§ Extracted data entries:
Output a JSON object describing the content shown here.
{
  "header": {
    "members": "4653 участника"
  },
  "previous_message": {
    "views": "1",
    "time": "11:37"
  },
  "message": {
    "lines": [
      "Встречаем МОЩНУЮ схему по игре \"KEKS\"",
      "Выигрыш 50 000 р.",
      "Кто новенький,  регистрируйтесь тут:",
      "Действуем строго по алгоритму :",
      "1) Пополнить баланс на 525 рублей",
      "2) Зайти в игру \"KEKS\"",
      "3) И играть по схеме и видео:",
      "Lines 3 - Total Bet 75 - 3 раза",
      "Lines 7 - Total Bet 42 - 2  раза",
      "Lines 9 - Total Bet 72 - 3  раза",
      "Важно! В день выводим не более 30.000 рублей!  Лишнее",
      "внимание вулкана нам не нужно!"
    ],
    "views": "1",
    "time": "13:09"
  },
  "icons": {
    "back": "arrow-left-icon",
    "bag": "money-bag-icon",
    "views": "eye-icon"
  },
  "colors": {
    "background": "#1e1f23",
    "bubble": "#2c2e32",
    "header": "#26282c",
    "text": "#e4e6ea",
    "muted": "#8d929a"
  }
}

§ Exercise details: Pull out every line holding "раза" from the records above, and copy it.

§ Correct output:
      "Lines 3 - Total Bet 75 - 3 раза",
      "Lines 7 - Total Bet 42 - 2  раза",
      "Lines 9 - Total Bet 72 - 3  раза",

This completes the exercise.